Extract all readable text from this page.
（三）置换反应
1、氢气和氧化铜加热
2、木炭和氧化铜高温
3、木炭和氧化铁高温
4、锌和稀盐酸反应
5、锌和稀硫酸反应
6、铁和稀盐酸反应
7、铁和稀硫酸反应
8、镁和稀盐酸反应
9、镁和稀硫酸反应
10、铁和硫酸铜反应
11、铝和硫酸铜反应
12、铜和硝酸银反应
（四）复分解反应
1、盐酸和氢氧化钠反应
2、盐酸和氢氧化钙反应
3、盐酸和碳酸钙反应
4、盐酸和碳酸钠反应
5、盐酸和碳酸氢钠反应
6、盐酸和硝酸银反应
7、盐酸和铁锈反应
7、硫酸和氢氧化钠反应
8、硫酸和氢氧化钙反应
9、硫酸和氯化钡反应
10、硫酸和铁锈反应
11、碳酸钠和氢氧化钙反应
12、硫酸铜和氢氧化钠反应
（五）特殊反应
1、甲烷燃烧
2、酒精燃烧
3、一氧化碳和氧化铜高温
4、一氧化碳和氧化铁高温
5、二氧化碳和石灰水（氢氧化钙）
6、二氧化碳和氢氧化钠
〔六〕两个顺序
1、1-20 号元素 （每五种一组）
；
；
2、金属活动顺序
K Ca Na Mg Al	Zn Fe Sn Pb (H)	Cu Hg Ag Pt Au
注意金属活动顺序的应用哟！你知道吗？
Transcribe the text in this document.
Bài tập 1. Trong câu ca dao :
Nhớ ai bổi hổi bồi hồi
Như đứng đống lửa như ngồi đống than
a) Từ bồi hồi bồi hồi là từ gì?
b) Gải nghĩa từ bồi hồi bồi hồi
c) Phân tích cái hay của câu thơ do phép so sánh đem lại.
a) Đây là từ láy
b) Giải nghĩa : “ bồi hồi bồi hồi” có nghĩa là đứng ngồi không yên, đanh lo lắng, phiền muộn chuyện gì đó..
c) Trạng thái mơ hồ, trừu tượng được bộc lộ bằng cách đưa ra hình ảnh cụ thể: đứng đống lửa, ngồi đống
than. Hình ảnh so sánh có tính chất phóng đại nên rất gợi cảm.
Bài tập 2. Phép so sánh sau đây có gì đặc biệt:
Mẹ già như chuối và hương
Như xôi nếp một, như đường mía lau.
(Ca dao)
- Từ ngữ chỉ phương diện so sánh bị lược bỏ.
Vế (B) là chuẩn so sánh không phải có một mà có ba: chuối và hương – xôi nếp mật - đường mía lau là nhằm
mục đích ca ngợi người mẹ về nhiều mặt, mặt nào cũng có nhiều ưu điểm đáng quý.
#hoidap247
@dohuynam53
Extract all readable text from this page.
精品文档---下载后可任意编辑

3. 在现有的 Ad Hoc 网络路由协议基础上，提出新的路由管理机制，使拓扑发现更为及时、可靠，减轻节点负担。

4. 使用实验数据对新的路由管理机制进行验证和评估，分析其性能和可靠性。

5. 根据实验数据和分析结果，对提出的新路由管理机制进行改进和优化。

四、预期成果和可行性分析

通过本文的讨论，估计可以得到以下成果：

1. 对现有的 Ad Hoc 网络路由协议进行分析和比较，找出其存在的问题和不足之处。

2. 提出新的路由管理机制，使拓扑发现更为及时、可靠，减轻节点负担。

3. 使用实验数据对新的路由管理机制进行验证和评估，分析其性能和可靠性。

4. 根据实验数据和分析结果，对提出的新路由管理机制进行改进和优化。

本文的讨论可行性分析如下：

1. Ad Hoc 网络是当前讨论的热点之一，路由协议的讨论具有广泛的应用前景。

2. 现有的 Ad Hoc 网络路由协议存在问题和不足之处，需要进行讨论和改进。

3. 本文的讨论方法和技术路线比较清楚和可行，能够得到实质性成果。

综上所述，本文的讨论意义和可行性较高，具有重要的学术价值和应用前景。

---------------

What is being asked: In the records above, find each line with the word "đứng" and copy it.

Task output:
Như đứng đống lửa như ngồi đống than
b) Giải nghĩa : “ bồi hồi bồi hồi” có nghĩa là đứng ngồi không yên, đanh lo lắng, phiền muộn chuyện gì đó..
c) Trạng thái mơ hồ, trừu tượng được bộc lộ bằng cách đưa ra hình ảnh cụ thể: đứng đống lửa, ngồi đống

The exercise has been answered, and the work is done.